L’accordo di Mar-a-Lago non esiste ancora nei libri di storia e forse non vi entrerà mai. È un’ipotesi di lavoro, il nome in codice di un progetto su cui si stanno esercitando da qualche tempo economisti di area trumpiana e osservatori esterni come Zoltan Pozsar. Prende spunto dall’accordo del Plaza del settembre 1985 ed è un capitolo dell’ambizioso progetto di ridisegno degli equilibri economici internazionali che movimenterà (sia che riesca, sia che fallisca) i prossimi quattro anni. Segnerà, se si realizzerà, il punto storico di massimo splendore del dollaro, cui seguirà un graduale ma lungo declino voluto e guidato dagli Stati Uniti e concordato con il resto del mondo.
Uscito dalle traversie degli anni Settanta, il dollaro riprese forza con l’operazione di risanamento guidata dalla Fed di Volcker. Gli altissimi tassi d’interesse utilizzati per domare l’inflazione attirarono capitali verso l’America e il dollaro si apprezzò del 50 per cento, dal 1980 al 1985, nei confronti delle valute europee e dello yen. I capitali si riversarono su Wall Street, che dette avvio al suo rialzo secolare, ma la massiccia rivalutazione del dollaro creò seri problemi all’industria e portò il disavanzo americano delle partite correnti al 3.5 per cento del Pil (oggi è del 3.7).
L’amministrazione Reagan, fino al 1985 favorevole al laissez-faire sui cambi, decise di intervenire e, dopo alcuni mesi di trattative, raggiunse con europei e giapponesi un accordo che fu siglato in forma ufficiale al Plaza di New York. Con quell’accordo si comunicava ai mercati la volontà comune di riportare sulla terra il dollaro. Il messaggio risuonò ampiamente, al punto che nel 1987 fu necessario, con gli accordi del Louvre, correggere l’eccessivo deprezzamento del dollaro. Alla fine del decennio, i cambi con l’Europa tornarono, con perfetta simmetria, al livello del 1980.
Proprio alla fine del decennio prese però avvio il processo di globalizzazione. Nel 1989 la stampa finanziaria iniziò a parlare dello svuotamento (hollowing out) dell’industria americana. Rimanevano negli Stati Uniti la direzione generale, la ricerca e sviluppo e il marketing, si spostava in Asia la produzione. Era visto come un fenomeno positivo, che portava efficienza e abbassava i costi. Una manna per i profitti delle imprese e per i consumatori americani.

### Blocco dati
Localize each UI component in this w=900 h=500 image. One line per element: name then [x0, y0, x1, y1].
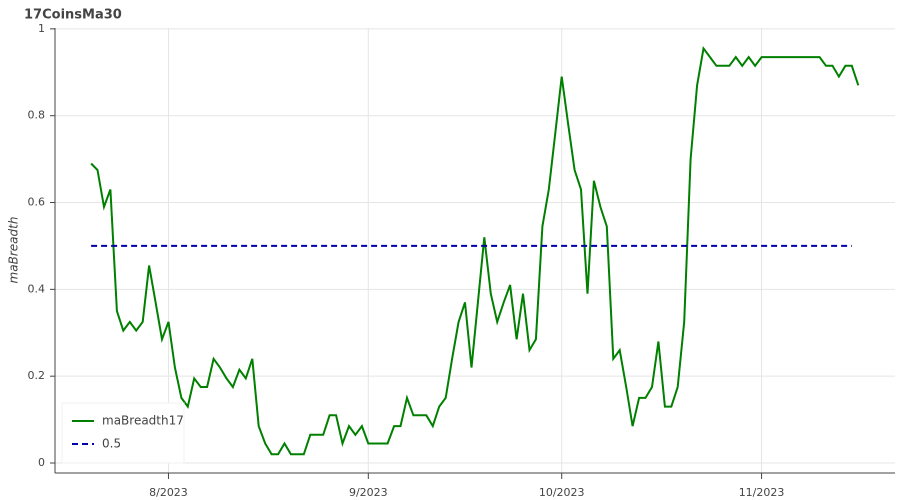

### Da svolgere
- 1) Rispondi alle seguenti domande basandoti sull’estratto:
(a) Di quanto si apprezzò il dollaro dal 1980 al 1985, e rispetto a quali valute?
(b) In quale anno si resero necessari gli accordi del Louvre?
(c) In che anno la stampa finanziaria cominciò a parlare dello svuotamento dell’industria americana?
- 2) Nel tratto dell’estratto che va da "Uscito dalle traversie" fino a "è del 3.7).", sostituisci "capitali" con "fondi" e riporta il passo così modificato.
Il materiale riportato è indipendente dall’estratto.

### Soluzioni
- 1)
(a) Del 50 per cento, nei confronti delle valute europee e dello yen.
(b) Nel 1987.
(c) Nel 1989.

- 2)
Uscito dalle traversie degli anni Settanta, il dollaro riprese forza con l’operazione di risanamento guidata dalla Fed di Volcker. Gli altissimi tassi d’interesse utilizzati per domare l’inflazione attirarono fondi verso l’America e il dollaro si apprezzò del 50 per cento, dal 1980 al 1985, nei confronti delle valute europee e dello yen. I fondi si riversarono su Wall Street, che dette avvio al suo rialzo secolare, ma la massiccia rivalutazione del dollaro creò seri problemi all’industria e portò il disavanzo americano delle partite correnti al 3.5 per cento del Pil (oggi è del 3.7).